Listed entries —
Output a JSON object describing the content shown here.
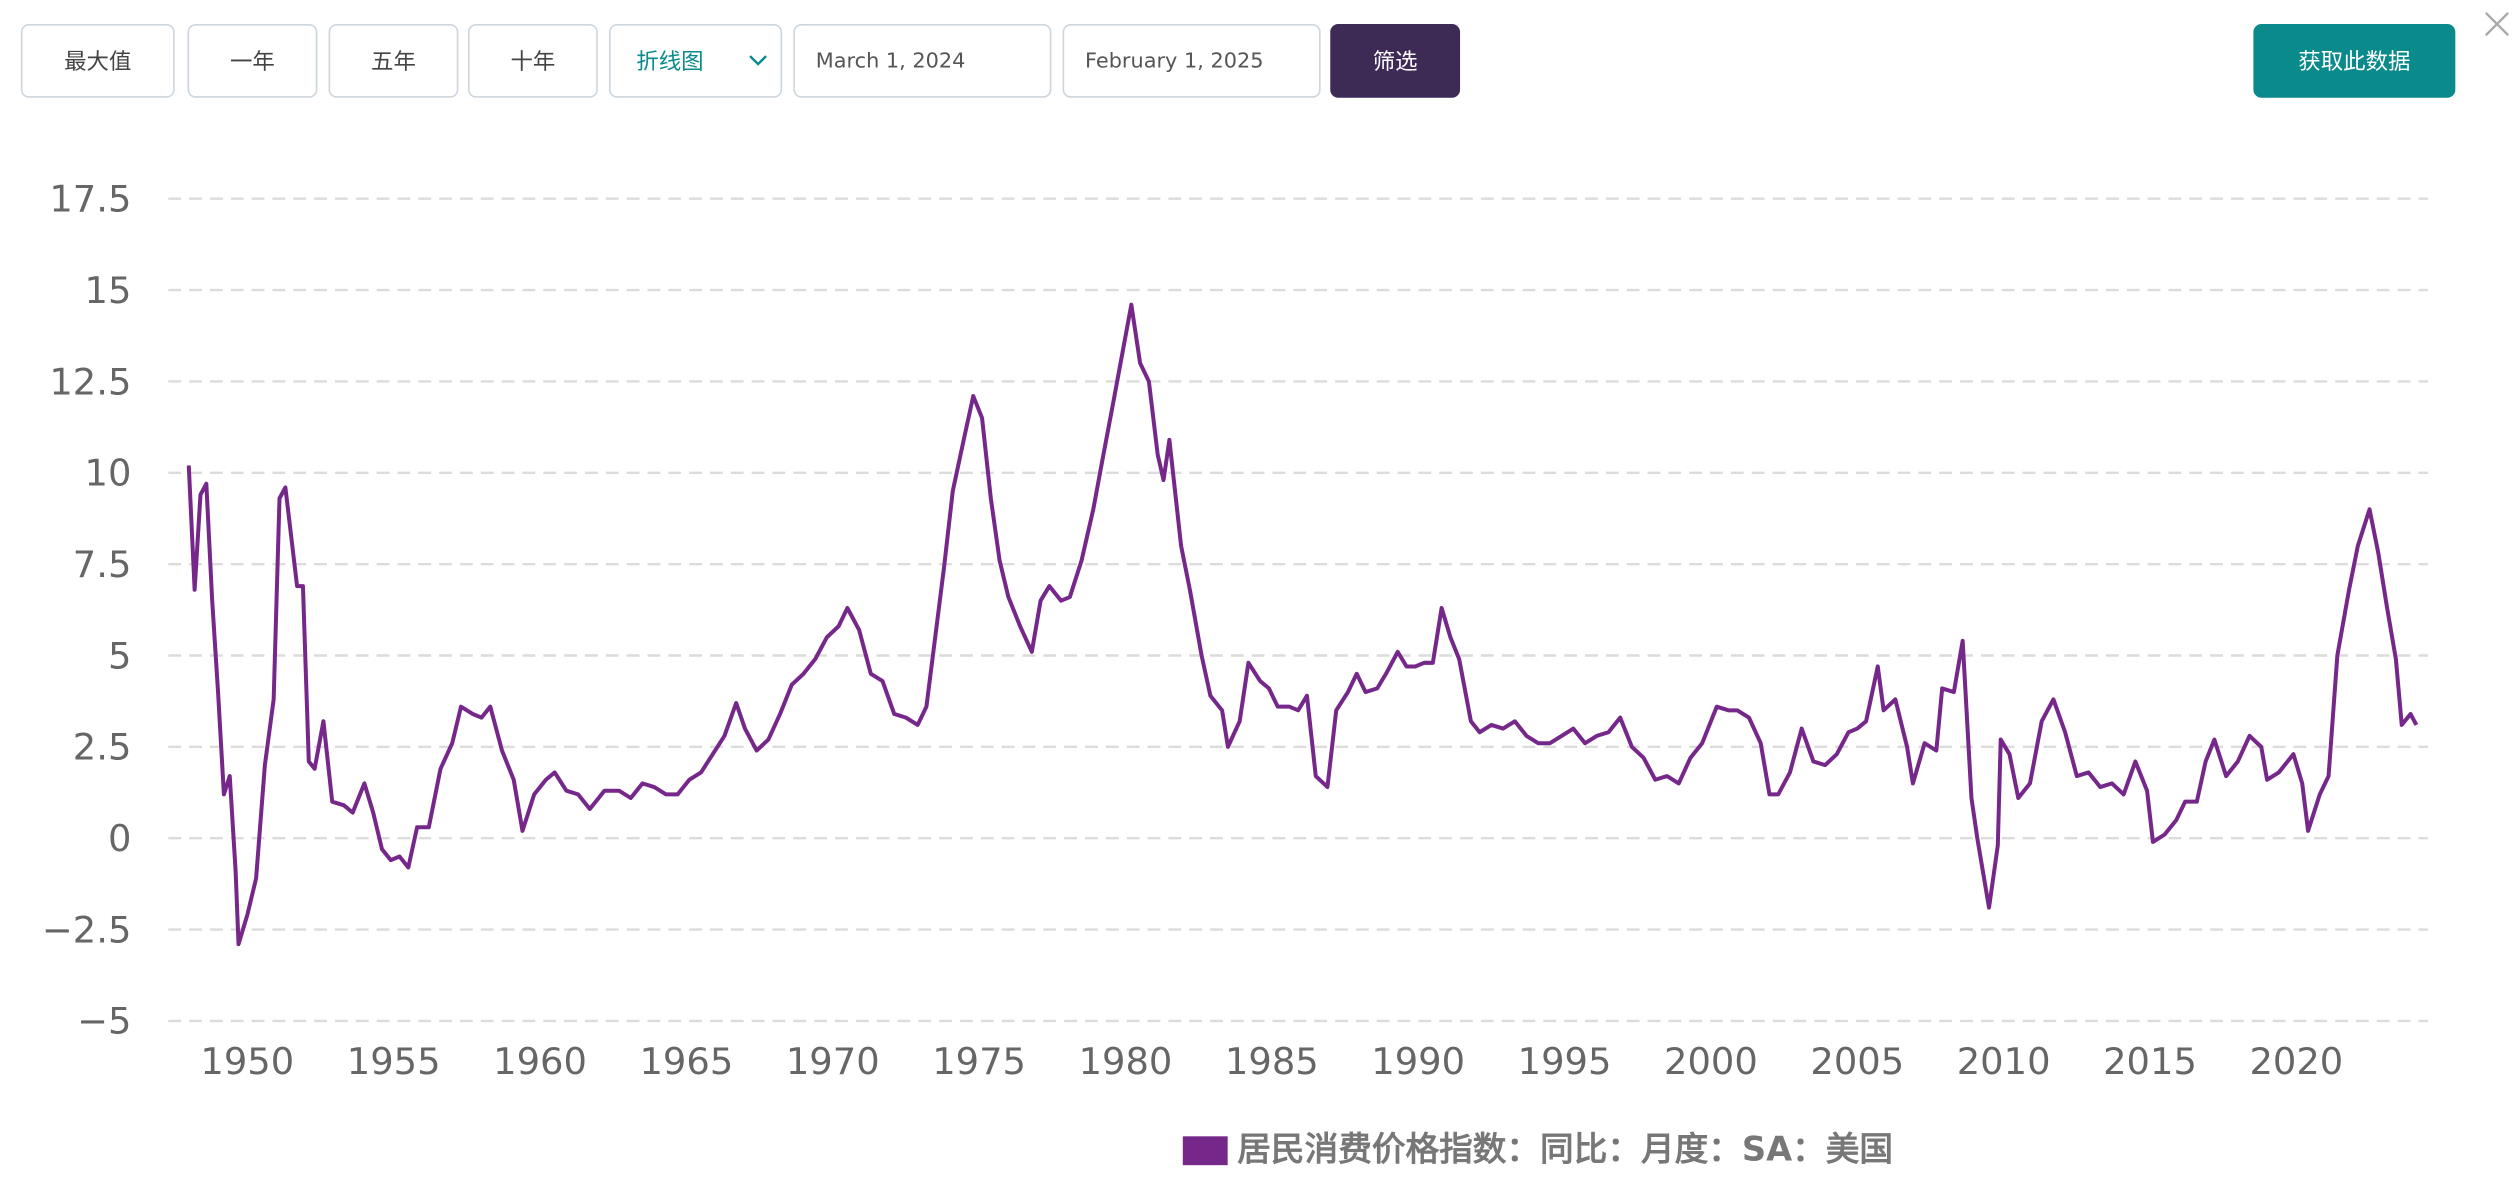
{
  "toolbar": {
    "range_buttons": [
      "最大值",
      "一年",
      "五年",
      "十年"
    ],
    "chart_type": "折线图",
    "start_date": "March 1, 2024",
    "end_date": "February 1, 2025",
    "filter_button": "筛选",
    "download_button": "获取此数据"
  },
  "chart_data": {
    "type": "line",
    "x": [
      1948.0,
      1948.2,
      1948.4,
      1948.6,
      1948.8,
      1949.0,
      1949.2,
      1949.4,
      1949.6,
      1949.7,
      1950.0,
      1950.3,
      1950.6,
      1950.9,
      1951.1,
      1951.3,
      1951.7,
      1951.9,
      1952.1,
      1952.3,
      1952.6,
      1952.9,
      1953.3,
      1953.6,
      1954.0,
      1954.3,
      1954.6,
      1954.9,
      1955.2,
      1955.5,
      1955.8,
      1956.2,
      1956.6,
      1957.0,
      1957.3,
      1957.7,
      1958.0,
      1958.3,
      1958.7,
      1959.1,
      1959.4,
      1959.8,
      1960.2,
      1960.5,
      1960.9,
      1961.3,
      1961.7,
      1962.2,
      1962.7,
      1963.1,
      1963.5,
      1963.9,
      1964.3,
      1964.7,
      1965.1,
      1965.5,
      1965.9,
      1966.3,
      1966.7,
      1967.0,
      1967.4,
      1967.8,
      1968.2,
      1968.6,
      1969.0,
      1969.4,
      1969.8,
      1970.2,
      1970.5,
      1970.9,
      1971.3,
      1971.7,
      1972.1,
      1972.5,
      1972.9,
      1973.2,
      1973.5,
      1973.8,
      1974.1,
      1974.5,
      1974.8,
      1975.1,
      1975.4,
      1975.7,
      1976.0,
      1976.4,
      1976.8,
      1977.1,
      1977.4,
      1977.8,
      1978.1,
      1978.5,
      1978.9,
      1979.2,
      1979.6,
      1979.9,
      1980.2,
      1980.5,
      1980.8,
      1981.1,
      1981.3,
      1981.5,
      1981.9,
      1982.2,
      1982.6,
      1982.9,
      1983.3,
      1983.5,
      1983.9,
      1984.2,
      1984.6,
      1984.9,
      1985.2,
      1985.6,
      1985.9,
      1986.2,
      1986.5,
      1986.9,
      1987.2,
      1987.6,
      1987.9,
      1988.2,
      1988.6,
      1988.9,
      1989.3,
      1989.6,
      1989.9,
      1990.2,
      1990.5,
      1990.8,
      1991.1,
      1991.4,
      1991.8,
      1992.1,
      1992.5,
      1992.9,
      1993.3,
      1993.7,
      1994.1,
      1994.5,
      1994.9,
      1995.3,
      1995.7,
      1996.1,
      1996.5,
      1996.9,
      1997.3,
      1997.7,
      1998.1,
      1998.5,
      1998.9,
      1999.3,
      1999.7,
      2000.2,
      2000.6,
      2000.9,
      2001.3,
      2001.7,
      2002.0,
      2002.3,
      2002.7,
      2003.1,
      2003.5,
      2003.9,
      2004.3,
      2004.7,
      2005.0,
      2005.3,
      2005.7,
      2005.9,
      2006.3,
      2006.7,
      2006.9,
      2007.3,
      2007.7,
      2007.9,
      2008.3,
      2008.6,
      2008.9,
      2009.1,
      2009.5,
      2009.8,
      2009.9,
      2010.2,
      2010.5,
      2010.9,
      2011.3,
      2011.7,
      2012.1,
      2012.5,
      2012.9,
      2013.3,
      2013.7,
      2014.1,
      2014.5,
      2014.9,
      2015.1,
      2015.5,
      2015.9,
      2016.2,
      2016.6,
      2016.9,
      2017.2,
      2017.6,
      2018.0,
      2018.4,
      2018.8,
      2019.0,
      2019.4,
      2019.9,
      2020.2,
      2020.4,
      2020.8,
      2021.1,
      2021.4,
      2021.8,
      2022.1,
      2022.5,
      2022.8,
      2023.1,
      2023.4,
      2023.6,
      2023.9,
      2024.1
    ],
    "series": [
      {
        "name": "居民消费价格指数：同比：月度：SA：美国",
        "color": "#76288a",
        "values": [
          10.2,
          6.8,
          9.4,
          9.7,
          6.5,
          4.0,
          1.2,
          1.7,
          -0.9,
          -2.9,
          -2.1,
          -1.1,
          2.0,
          3.8,
          9.3,
          9.6,
          6.9,
          6.9,
          2.1,
          1.9,
          3.2,
          1.0,
          0.9,
          0.7,
          1.5,
          0.7,
          -0.3,
          -0.6,
          -0.5,
          -0.8,
          0.3,
          0.3,
          1.9,
          2.6,
          3.6,
          3.4,
          3.3,
          3.6,
          2.4,
          1.6,
          0.2,
          1.2,
          1.6,
          1.8,
          1.3,
          1.2,
          0.8,
          1.3,
          1.3,
          1.1,
          1.5,
          1.4,
          1.2,
          1.2,
          1.6,
          1.8,
          2.3,
          2.8,
          3.7,
          3.0,
          2.4,
          2.7,
          3.4,
          4.2,
          4.5,
          4.9,
          5.5,
          5.8,
          6.3,
          5.7,
          4.5,
          4.3,
          3.4,
          3.3,
          3.1,
          3.6,
          5.5,
          7.4,
          9.5,
          11.0,
          12.1,
          11.5,
          9.3,
          7.6,
          6.6,
          5.8,
          5.1,
          6.5,
          6.9,
          6.5,
          6.6,
          7.6,
          9.0,
          10.3,
          12.0,
          13.3,
          14.6,
          13.0,
          12.5,
          10.5,
          9.8,
          10.9,
          8.0,
          6.8,
          5.0,
          3.9,
          3.5,
          2.5,
          3.2,
          4.8,
          4.3,
          4.1,
          3.6,
          3.6,
          3.5,
          3.9,
          1.7,
          1.4,
          3.5,
          4.0,
          4.5,
          4.0,
          4.1,
          4.5,
          5.1,
          4.7,
          4.7,
          4.8,
          4.8,
          6.3,
          5.5,
          4.9,
          3.2,
          2.9,
          3.1,
          3.0,
          3.2,
          2.8,
          2.6,
          2.6,
          2.8,
          3.0,
          2.6,
          2.8,
          2.9,
          3.3,
          2.5,
          2.2,
          1.6,
          1.7,
          1.5,
          2.2,
          2.6,
          3.6,
          3.5,
          3.5,
          3.3,
          2.6,
          1.2,
          1.2,
          1.8,
          3.0,
          2.1,
          2.0,
          2.3,
          2.9,
          3.0,
          3.2,
          4.7,
          3.5,
          3.8,
          2.5,
          1.5,
          2.6,
          2.4,
          4.1,
          4.0,
          5.4,
          1.1,
          0.0,
          -1.9,
          -0.2,
          2.7,
          2.3,
          1.1,
          1.5,
          3.2,
          3.8,
          2.9,
          1.7,
          1.8,
          1.4,
          1.5,
          1.2,
          2.1,
          1.3,
          -0.1,
          0.1,
          0.5,
          1.0,
          1.0,
          2.1,
          2.7,
          1.7,
          2.1,
          2.8,
          2.5,
          1.6,
          1.8,
          2.3,
          1.5,
          0.2,
          1.2,
          1.7,
          5.0,
          6.8,
          8.0,
          9.0,
          7.8,
          6.3,
          4.9,
          3.1,
          3.4,
          3.1
        ]
      }
    ],
    "xlim": [
      1947.3,
      2024.5
    ],
    "xticks": [
      1950,
      1955,
      1960,
      1965,
      1970,
      1975,
      1980,
      1985,
      1990,
      1995,
      2000,
      2005,
      2010,
      2015,
      2020
    ],
    "ylim": [
      -5,
      17.5
    ],
    "yticks": [
      {
        "value": -5,
        "label": "−5"
      },
      {
        "value": -2.5,
        "label": "−2.5"
      },
      0,
      2.5,
      5,
      7.5,
      10,
      12.5,
      15,
      17.5
    ],
    "grid": true,
    "legend": "bottom"
  }
}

Description of the task — Keep the pictures out of your copy, and repeat every entry above exactly.

Solution below —
Output a JSON object describing the content shown here.
{
  "toolbar": {
    "range_buttons": [
      "最大值",
      "一年",
      "五年",
      "十年"
    ],
    "chart_type": "折线图",
    "start_date": "March 1, 2024",
    "end_date": "February 1, 2025",
    "filter_button": "筛选",
    "download_button": "获取此数据"
  },
  "chart_data": {
    "type": "line",
    "x": [
      1948.0,
      1948.2,
      1948.4,
      1948.6,
      1948.8,
      1949.0,
      1949.2,
      1949.4,
      1949.6,
      1949.7,
      1950.0,
      1950.3,
      1950.6,
      1950.9,
      1951.1,
      1951.3,
      1951.7,
      1951.9,
      1952.1,
      1952.3,
      1952.6,
      1952.9,
      1953.3,
      1953.6,
      1954.0,
      1954.3,
      1954.6,
      1954.9,
      1955.2,
      1955.5,
      1955.8,
      1956.2,
      1956.6,
      1957.0,
      1957.3,
      1957.7,
      1958.0,
      1958.3,
      1958.7,
      1959.1,
      1959.4,
      1959.8,
      1960.2,
      1960.5,
      1960.9,
      1961.3,
      1961.7,
      1962.2,
      1962.7,
      1963.1,
      1963.5,
      1963.9,
      1964.3,
      1964.7,
      1965.1,
      1965.5,
      1965.9,
      1966.3,
      1966.7,
      1967.0,
      1967.4,
      1967.8,
      1968.2,
      1968.6,
      1969.0,
      1969.4,
      1969.8,
      1970.2,
      1970.5,
      1970.9,
      1971.3,
      1971.7,
      1972.1,
      1972.5,
      1972.9,
      1973.2,
      1973.5,
      1973.8,
      1974.1,
      1974.5,
      1974.8,
      1975.1,
      1975.4,
      1975.7,
      1976.0,
      1976.4,
      1976.8,
      1977.1,
      1977.4,
      1977.8,
      1978.1,
      1978.5,
      1978.9,
      1979.2,
      1979.6,
      1979.9,
      1980.2,
      1980.5,
      1980.8,
      1981.1,
      1981.3,
      1981.5,
      1981.9,
      1982.2,
      1982.6,
      1982.9,
      1983.3,
      1983.5,
      1983.9,
      1984.2,
      1984.6,
      1984.9,
      1985.2,
      1985.6,
      1985.9,
      1986.2,
      1986.5,
      1986.9,
      1987.2,
      1987.6,
      1987.9,
      1988.2,
      1988.6,
      1988.9,
      1989.3,
      1989.6,
      1989.9,
      1990.2,
      1990.5,
      1990.8,
      1991.1,
      1991.4,
      1991.8,
      1992.1,
      1992.5,
      1992.9,
      1993.3,
      1993.7,
      1994.1,
      1994.5,
      1994.9,
      1995.3,
      1995.7,
      1996.1,
      1996.5,
      1996.9,
      1997.3,
      1997.7,
      1998.1,
      1998.5,
      1998.9,
      1999.3,
      1999.7,
      2000.2,
      2000.6,
      2000.9,
      2001.3,
      2001.7,
      2002.0,
      2002.3,
      2002.7,
      2003.1,
      2003.5,
      2003.9,
      2004.3,
      2004.7,
      2005.0,
      2005.3,
      2005.7,
      2005.9,
      2006.3,
      2006.7,
      2006.9,
      2007.3,
      2007.7,
      2007.9,
      2008.3,
      2008.6,
      2008.9,
      2009.1,
      2009.5,
      2009.8,
      2009.9,
      2010.2,
      2010.5,
      2010.9,
      2011.3,
      2011.7,
      2012.1,
      2012.5,
      2012.9,
      2013.3,
      2013.7,
      2014.1,
      2014.5,
      2014.9,
      2015.1,
      2015.5,
      2015.9,
      2016.2,
      2016.6,
      2016.9,
      2017.2,
      2017.6,
      2018.0,
      2018.4,
      2018.8,
      2019.0,
      2019.4,
      2019.9,
      2020.2,
      2020.4,
      2020.8,
      2021.1,
      2021.4,
      2021.8,
      2022.1,
      2022.5,
      2022.8,
      2023.1,
      2023.4,
      2023.6,
      2023.9,
      2024.1
    ],
    "series": [
      {
        "name": "居民消费价格指数：同比：月度：SA：美国",
        "color": "#76288a",
        "values": [
          10.2,
          6.8,
          9.4,
          9.7,
          6.5,
          4.0,
          1.2,
          1.7,
          -0.9,
          -2.9,
          -2.1,
          -1.1,
          2.0,
          3.8,
          9.3,
          9.6,
          6.9,
          6.9,
          2.1,
          1.9,
          3.2,
          1.0,
          0.9,
          0.7,
          1.5,
          0.7,
          -0.3,
          -0.6,
          -0.5,
          -0.8,
          0.3,
          0.3,
          1.9,
          2.6,
          3.6,
          3.4,
          3.3,
          3.6,
          2.4,
          1.6,
          0.2,
          1.2,
          1.6,
          1.8,
          1.3,
          1.2,
          0.8,
          1.3,
          1.3,
          1.1,
          1.5,
          1.4,
          1.2,
          1.2,
          1.6,
          1.8,
          2.3,
          2.8,
          3.7,
          3.0,
          2.4,
          2.7,
          3.4,
          4.2,
          4.5,
          4.9,
          5.5,
          5.8,
          6.3,
          5.7,
          4.5,
          4.3,
          3.4,
          3.3,
          3.1,
          3.6,
          5.5,
          7.4,
          9.5,
          11.0,
          12.1,
          11.5,
          9.3,
          7.6,
          6.6,
          5.8,
          5.1,
          6.5,
          6.9,
          6.5,
          6.6,
          7.6,
          9.0,
          10.3,
          12.0,
          13.3,
          14.6,
          13.0,
          12.5,
          10.5,
          9.8,
          10.9,
          8.0,
          6.8,
          5.0,
          3.9,
          3.5,
          2.5,
          3.2,
          4.8,
          4.3,
          4.1,
          3.6,
          3.6,
          3.5,
          3.9,
          1.7,
          1.4,
          3.5,
          4.0,
          4.5,
          4.0,
          4.1,
          4.5,
          5.1,
          4.7,
          4.7,
          4.8,
          4.8,
          6.3,
          5.5,
          4.9,
          3.2,
          2.9,
          3.1,
          3.0,
          3.2,
          2.8,
          2.6,
          2.6,
          2.8,
          3.0,
          2.6,
          2.8,
          2.9,
          3.3,
          2.5,
          2.2,
          1.6,
          1.7,
          1.5,
          2.2,
          2.6,
          3.6,
          3.5,
          3.5,
          3.3,
          2.6,
          1.2,
          1.2,
          1.8,
          3.0,
          2.1,
          2.0,
          2.3,
          2.9,
          3.0,
          3.2,
          4.7,
          3.5,
          3.8,
          2.5,
          1.5,
          2.6,
          2.4,
          4.1,
          4.0,
          5.4,
          1.1,
          0.0,
          -1.9,
          -0.2,
          2.7,
          2.3,
          1.1,
          1.5,
          3.2,
          3.8,
          2.9,
          1.7,
          1.8,
          1.4,
          1.5,
          1.2,
          2.1,
          1.3,
          -0.1,
          0.1,
          0.5,
          1.0,
          1.0,
          2.1,
          2.7,
          1.7,
          2.1,
          2.8,
          2.5,
          1.6,
          1.8,
          2.3,
          1.5,
          0.2,
          1.2,
          1.7,
          5.0,
          6.8,
          8.0,
          9.0,
          7.8,
          6.3,
          4.9,
          3.1,
          3.4,
          3.1
        ]
      }
    ],
    "xlim": [
      1947.3,
      2024.5
    ],
    "xticks": [
      1950,
      1955,
      1960,
      1965,
      1970,
      1975,
      1980,
      1985,
      1990,
      1995,
      2000,
      2005,
      2010,
      2015,
      2020
    ],
    "ylim": [
      -5,
      17.5
    ],
    "yticks": [
      {
        "value": -5,
        "label": "−5"
      },
      {
        "value": -2.5,
        "label": "−2.5"
      },
      0,
      2.5,
      5,
      7.5,
      10,
      12.5,
      15,
      17.5
    ],
    "grid": true,
    "legend": "bottom"
  }
}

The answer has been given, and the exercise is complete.